Work instructions
Scan the material below for the string "quarterly", and copy every line where it shows up.

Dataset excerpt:
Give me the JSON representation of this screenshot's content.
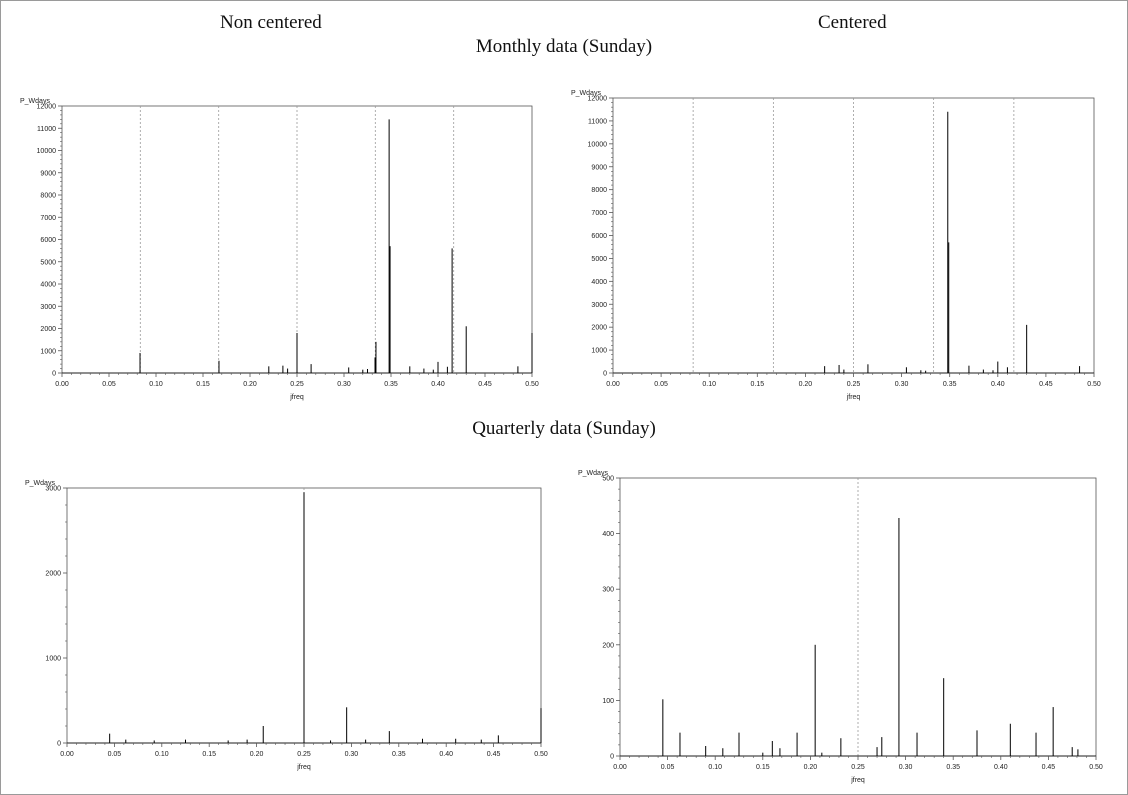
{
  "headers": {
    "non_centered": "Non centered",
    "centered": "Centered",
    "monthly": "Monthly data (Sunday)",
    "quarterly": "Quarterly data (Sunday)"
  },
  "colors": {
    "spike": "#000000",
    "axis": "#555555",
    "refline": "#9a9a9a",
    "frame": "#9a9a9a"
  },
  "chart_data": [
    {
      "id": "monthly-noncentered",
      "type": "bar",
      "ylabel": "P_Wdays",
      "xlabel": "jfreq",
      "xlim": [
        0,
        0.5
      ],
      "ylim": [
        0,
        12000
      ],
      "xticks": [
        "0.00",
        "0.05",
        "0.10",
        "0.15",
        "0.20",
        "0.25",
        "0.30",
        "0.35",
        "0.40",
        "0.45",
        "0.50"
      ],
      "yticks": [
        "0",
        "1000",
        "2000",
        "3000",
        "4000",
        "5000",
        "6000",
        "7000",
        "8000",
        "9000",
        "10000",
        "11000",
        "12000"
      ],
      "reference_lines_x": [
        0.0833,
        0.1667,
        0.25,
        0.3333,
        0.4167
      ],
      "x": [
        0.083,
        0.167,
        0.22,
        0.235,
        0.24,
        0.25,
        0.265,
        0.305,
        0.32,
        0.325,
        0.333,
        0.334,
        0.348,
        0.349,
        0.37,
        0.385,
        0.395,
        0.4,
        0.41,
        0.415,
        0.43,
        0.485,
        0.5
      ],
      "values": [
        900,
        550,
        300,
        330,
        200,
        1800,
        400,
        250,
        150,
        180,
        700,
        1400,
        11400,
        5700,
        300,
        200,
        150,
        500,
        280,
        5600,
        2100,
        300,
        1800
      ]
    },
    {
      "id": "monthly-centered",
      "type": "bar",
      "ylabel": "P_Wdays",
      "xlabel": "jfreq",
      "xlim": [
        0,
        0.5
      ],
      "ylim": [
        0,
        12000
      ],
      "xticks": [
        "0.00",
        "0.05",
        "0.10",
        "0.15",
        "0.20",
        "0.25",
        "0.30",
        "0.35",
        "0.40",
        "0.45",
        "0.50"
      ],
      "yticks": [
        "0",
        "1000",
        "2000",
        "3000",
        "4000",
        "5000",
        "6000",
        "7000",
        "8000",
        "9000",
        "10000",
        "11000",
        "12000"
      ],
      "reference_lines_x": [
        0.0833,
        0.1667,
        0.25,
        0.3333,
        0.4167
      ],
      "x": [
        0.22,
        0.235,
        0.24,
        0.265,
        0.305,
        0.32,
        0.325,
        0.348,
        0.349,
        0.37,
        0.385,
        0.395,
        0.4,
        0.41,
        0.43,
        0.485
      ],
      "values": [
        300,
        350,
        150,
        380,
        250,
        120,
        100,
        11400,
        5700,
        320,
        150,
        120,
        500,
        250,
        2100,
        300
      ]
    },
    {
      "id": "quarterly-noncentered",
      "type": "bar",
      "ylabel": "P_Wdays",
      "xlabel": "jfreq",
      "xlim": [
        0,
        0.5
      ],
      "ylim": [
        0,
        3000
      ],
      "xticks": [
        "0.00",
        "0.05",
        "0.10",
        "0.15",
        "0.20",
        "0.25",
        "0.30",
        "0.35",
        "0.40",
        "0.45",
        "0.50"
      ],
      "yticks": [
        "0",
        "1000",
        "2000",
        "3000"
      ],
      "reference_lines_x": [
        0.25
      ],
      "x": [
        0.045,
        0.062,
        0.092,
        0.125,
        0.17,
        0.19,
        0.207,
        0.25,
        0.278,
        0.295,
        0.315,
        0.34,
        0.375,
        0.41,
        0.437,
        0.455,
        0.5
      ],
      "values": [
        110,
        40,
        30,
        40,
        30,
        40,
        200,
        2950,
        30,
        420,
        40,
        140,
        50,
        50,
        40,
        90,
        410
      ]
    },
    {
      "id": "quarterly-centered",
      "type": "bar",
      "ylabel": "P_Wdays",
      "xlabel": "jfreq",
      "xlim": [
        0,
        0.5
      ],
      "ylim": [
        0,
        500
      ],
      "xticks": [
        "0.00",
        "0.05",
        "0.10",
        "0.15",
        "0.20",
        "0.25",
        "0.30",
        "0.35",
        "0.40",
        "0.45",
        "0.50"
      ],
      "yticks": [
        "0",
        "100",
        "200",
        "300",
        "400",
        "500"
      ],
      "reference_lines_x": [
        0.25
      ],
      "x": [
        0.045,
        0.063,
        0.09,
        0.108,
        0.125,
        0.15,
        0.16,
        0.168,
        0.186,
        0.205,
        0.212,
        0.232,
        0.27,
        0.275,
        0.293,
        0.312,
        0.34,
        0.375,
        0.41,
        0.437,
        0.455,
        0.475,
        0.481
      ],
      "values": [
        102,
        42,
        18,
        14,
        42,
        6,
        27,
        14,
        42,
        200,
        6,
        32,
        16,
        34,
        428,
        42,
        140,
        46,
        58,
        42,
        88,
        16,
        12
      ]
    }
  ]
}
* * *
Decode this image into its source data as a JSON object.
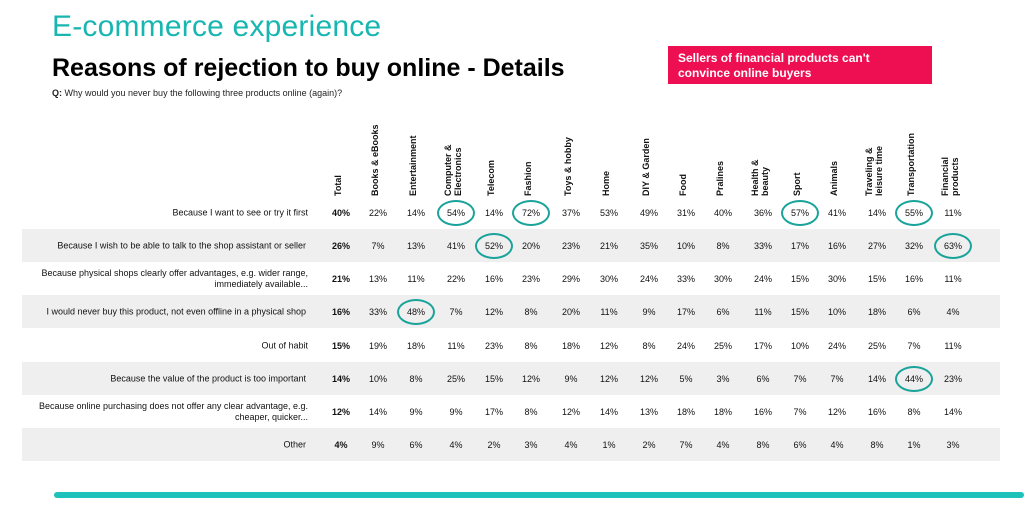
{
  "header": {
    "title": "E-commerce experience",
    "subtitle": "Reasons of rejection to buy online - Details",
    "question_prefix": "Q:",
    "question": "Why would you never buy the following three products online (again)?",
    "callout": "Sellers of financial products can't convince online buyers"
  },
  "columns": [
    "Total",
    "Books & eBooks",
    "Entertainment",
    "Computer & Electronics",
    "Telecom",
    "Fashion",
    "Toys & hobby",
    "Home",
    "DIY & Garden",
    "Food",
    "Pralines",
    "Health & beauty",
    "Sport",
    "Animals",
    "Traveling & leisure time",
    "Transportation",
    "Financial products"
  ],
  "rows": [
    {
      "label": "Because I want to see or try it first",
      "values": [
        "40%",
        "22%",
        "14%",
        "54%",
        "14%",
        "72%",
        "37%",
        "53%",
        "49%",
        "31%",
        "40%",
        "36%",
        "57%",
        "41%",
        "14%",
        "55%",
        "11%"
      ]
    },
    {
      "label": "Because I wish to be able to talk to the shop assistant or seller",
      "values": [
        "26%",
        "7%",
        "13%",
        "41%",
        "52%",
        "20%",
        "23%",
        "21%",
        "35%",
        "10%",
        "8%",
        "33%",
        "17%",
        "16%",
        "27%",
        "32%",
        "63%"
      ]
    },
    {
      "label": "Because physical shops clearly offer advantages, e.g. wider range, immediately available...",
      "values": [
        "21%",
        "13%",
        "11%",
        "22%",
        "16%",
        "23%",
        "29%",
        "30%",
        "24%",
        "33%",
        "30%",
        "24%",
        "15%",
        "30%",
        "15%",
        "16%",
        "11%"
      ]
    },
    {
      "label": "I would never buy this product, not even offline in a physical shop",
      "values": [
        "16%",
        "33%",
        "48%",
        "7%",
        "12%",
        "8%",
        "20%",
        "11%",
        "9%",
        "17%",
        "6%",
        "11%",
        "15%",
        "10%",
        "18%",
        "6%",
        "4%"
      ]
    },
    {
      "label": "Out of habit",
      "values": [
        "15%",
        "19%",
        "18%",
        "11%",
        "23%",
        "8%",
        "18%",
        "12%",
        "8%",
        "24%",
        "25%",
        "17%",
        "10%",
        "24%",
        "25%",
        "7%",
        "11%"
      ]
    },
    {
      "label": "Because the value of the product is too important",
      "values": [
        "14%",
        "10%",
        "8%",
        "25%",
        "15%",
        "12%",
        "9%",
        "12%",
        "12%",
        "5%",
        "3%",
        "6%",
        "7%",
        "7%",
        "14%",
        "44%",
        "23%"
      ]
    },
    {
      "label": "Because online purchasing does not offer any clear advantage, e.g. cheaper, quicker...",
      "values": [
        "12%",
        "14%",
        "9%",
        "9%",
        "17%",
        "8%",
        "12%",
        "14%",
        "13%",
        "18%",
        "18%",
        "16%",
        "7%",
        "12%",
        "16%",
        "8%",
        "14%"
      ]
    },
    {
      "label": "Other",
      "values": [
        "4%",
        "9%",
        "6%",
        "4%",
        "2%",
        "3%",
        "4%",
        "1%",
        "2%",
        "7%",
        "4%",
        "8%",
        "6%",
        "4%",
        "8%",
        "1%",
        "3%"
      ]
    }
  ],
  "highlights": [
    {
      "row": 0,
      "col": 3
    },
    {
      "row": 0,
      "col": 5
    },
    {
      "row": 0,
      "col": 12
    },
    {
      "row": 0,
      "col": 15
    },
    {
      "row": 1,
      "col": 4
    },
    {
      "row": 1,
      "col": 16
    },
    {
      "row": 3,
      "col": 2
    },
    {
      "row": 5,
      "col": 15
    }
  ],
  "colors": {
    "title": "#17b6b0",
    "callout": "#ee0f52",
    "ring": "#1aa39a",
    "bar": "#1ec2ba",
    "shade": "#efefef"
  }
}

Finished answer
    "quarterly": "Quarterly data (Sunday)"
      "id": "quarterly-noncentered",
      "id": "quarterly-centered",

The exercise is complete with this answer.